#### DO THIS:
Skip the images and copy each record exactly as written.

[EXERCISE DATA start]

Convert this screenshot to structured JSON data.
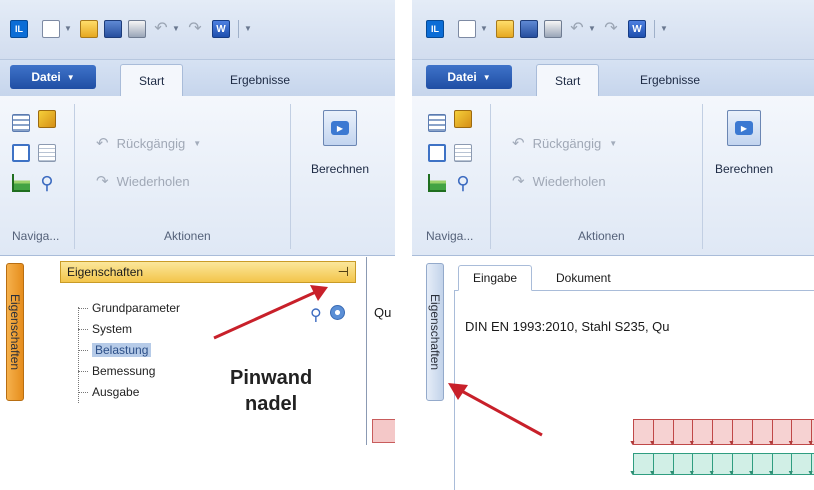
{
  "left": {
    "quick_access": {
      "app_icon_text": "IL",
      "word_icon_text": "W"
    },
    "tabs": {
      "file": "Datei",
      "start": "Start",
      "results": "Ergebnisse"
    },
    "ribbon": {
      "undo": "Rückgängig",
      "redo": "Wiederholen",
      "calculate": "Berechnen",
      "group_navigation": "Naviga...",
      "group_actions": "Aktionen"
    },
    "vertical_tab": "Eigenschaften",
    "properties": {
      "header": "Eigenschaften",
      "items": [
        "Grundparameter",
        "System",
        "Belastung",
        "Bemessung",
        "Ausgabe"
      ],
      "selected_index": 2
    },
    "truncated_text": "Qu",
    "annotation": {
      "line1": "Pinwand",
      "line2": "nadel"
    }
  },
  "right": {
    "quick_access": {
      "app_icon_text": "IL",
      "word_icon_text": "W"
    },
    "tabs": {
      "file": "Datei",
      "start": "Start",
      "results": "Ergebnisse"
    },
    "ribbon": {
      "undo": "Rückgängig",
      "redo": "Wiederholen",
      "calculate": "Berechnen",
      "group_navigation": "Naviga...",
      "group_actions": "Aktionen"
    },
    "vertical_tab": "Eigenschaften",
    "doc_tabs": {
      "input": "Eingabe",
      "document": "Dokument"
    },
    "doc_text": "DIN EN 1993:2010, Stahl S235, Qu"
  },
  "colors": {
    "file_tab": "#2a5cb3",
    "properties_header": "#f5cd5a",
    "vertical_tab_active": "#f0a235",
    "arrow": "#c8202a",
    "load_red": "#c04848",
    "load_teal": "#2f9d80"
  }
}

[EXERCISE DATA end]

#### RESULT:
Convert this screenshot to structured JSON data.
{
  "left": {
    "quick_access": {
      "app_icon_text": "IL",
      "word_icon_text": "W"
    },
    "tabs": {
      "file": "Datei",
      "start": "Start",
      "results": "Ergebnisse"
    },
    "ribbon": {
      "undo": "Rückgängig",
      "redo": "Wiederholen",
      "calculate": "Berechnen",
      "group_navigation": "Naviga...",
      "group_actions": "Aktionen"
    },
    "vertical_tab": "Eigenschaften",
    "properties": {
      "header": "Eigenschaften",
      "items": [
        "Grundparameter",
        "System",
        "Belastung",
        "Bemessung",
        "Ausgabe"
      ],
      "selected_index": 2
    },
    "truncated_text": "Qu",
    "annotation": {
      "line1": "Pinwand",
      "line2": "nadel"
    }
  },
  "right": {
    "quick_access": {
      "app_icon_text": "IL",
      "word_icon_text": "W"
    },
    "tabs": {
      "file": "Datei",
      "start": "Start",
      "results": "Ergebnisse"
    },
    "ribbon": {
      "undo": "Rückgängig",
      "redo": "Wiederholen",
      "calculate": "Berechnen",
      "group_navigation": "Naviga...",
      "group_actions": "Aktionen"
    },
    "vertical_tab": "Eigenschaften",
    "doc_tabs": {
      "input": "Eingabe",
      "document": "Dokument"
    },
    "doc_text": "DIN EN 1993:2010, Stahl S235, Qu"
  },
  "colors": {
    "file_tab": "#2a5cb3",
    "properties_header": "#f5cd5a",
    "vertical_tab_active": "#f0a235",
    "arrow": "#c8202a",
    "load_red": "#c04848",
    "load_teal": "#2f9d80"
  }
}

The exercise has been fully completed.